[MATERIAL FOR THIS EXERCISE]
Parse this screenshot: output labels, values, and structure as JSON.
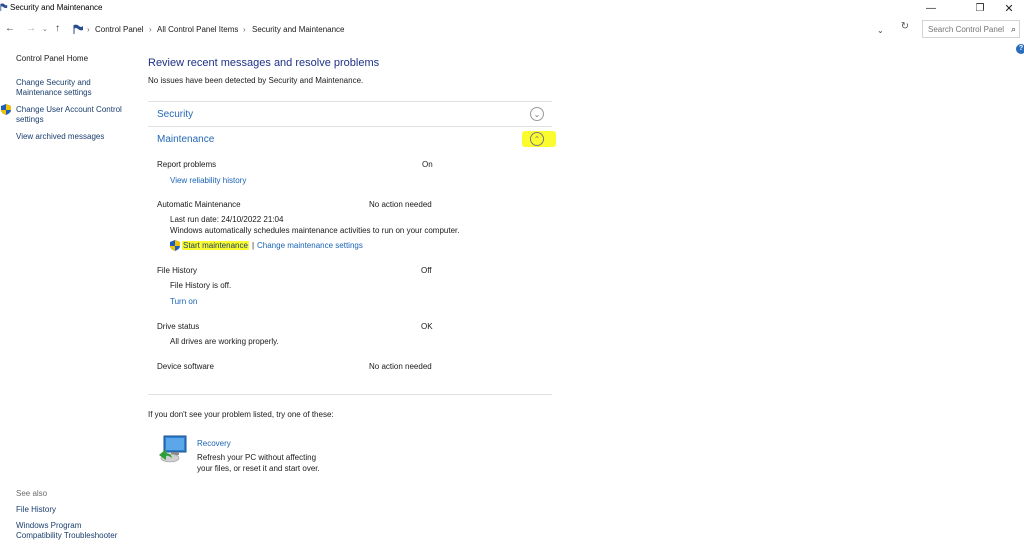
{
  "window": {
    "title": "Security and Maintenance",
    "minimize": "—",
    "maximize": "❐",
    "close": "✕"
  },
  "address": {
    "back": "←",
    "forward": "→",
    "recent": "⌄",
    "up": "↑",
    "crumbs": [
      "Control Panel",
      "All Control Panel Items",
      "Security and Maintenance"
    ],
    "separator": "›",
    "dropdown": "⌄",
    "refresh": "↻"
  },
  "search": {
    "placeholder": "Search Control Panel",
    "icon": "⌕"
  },
  "help": {
    "label": "?"
  },
  "leftnav": {
    "home": "Control Panel Home",
    "change_security_line1": "Change Security and",
    "change_security_line2": "Maintenance settings",
    "uac_line1": "Change User Account Control",
    "uac_line2": "settings",
    "archived": "View archived messages",
    "see_also": "See also",
    "file_history": "File History",
    "compat_line1": "Windows Program",
    "compat_line2": "Compatibility Troubleshooter"
  },
  "main": {
    "title": "Review recent messages and resolve problems",
    "subtitle": "No issues have been detected by Security and Maintenance.",
    "security": {
      "heading": "Security",
      "chevron": "⌄"
    },
    "maintenance": {
      "heading": "Maintenance",
      "chevron": "⌃"
    },
    "report_problems": {
      "label": "Report problems",
      "status": "On",
      "link": "View reliability history"
    },
    "auto_maintenance": {
      "label": "Automatic Maintenance",
      "status": "No action needed",
      "last_run": "Last run date: 24/10/2022 21:04",
      "description": "Windows automatically schedules maintenance activities to run on your computer.",
      "start_link": "Start maintenance",
      "pipe": "|",
      "change_link": "Change maintenance settings"
    },
    "file_history": {
      "label": "File History",
      "status": "Off",
      "detail": "File History is off.",
      "link": "Turn on"
    },
    "drive_status": {
      "label": "Drive status",
      "status": "OK",
      "detail": "All drives are working properly."
    },
    "device_software": {
      "label": "Device software",
      "status": "No action needed"
    },
    "footer": "If you don't see your problem listed, try one of these:",
    "recovery": {
      "link": "Recovery",
      "desc_line1": "Refresh your PC without affecting",
      "desc_line2": "your files, or reset it and start over."
    }
  },
  "colors": {
    "link": "#1a64b4",
    "title": "#1e3287",
    "highlight": "#fbfc2f"
  },
  "icons": {
    "app": "flag-icon",
    "shield": "shield-icon",
    "recovery": "recovery-icon"
  }
}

[TASK PROMPT]
Pick out the lines above containing the word "your", then copy them.

[FINISHED ANSWER]
      "description": "Windows automatically schedules maintenance activities to run on your computer.",
    "footer": "If you don't see your problem listed, try one of these:",
      "desc_line1": "Refresh your PC without affecting",
      "desc_line2": "your files, or reset it and start over."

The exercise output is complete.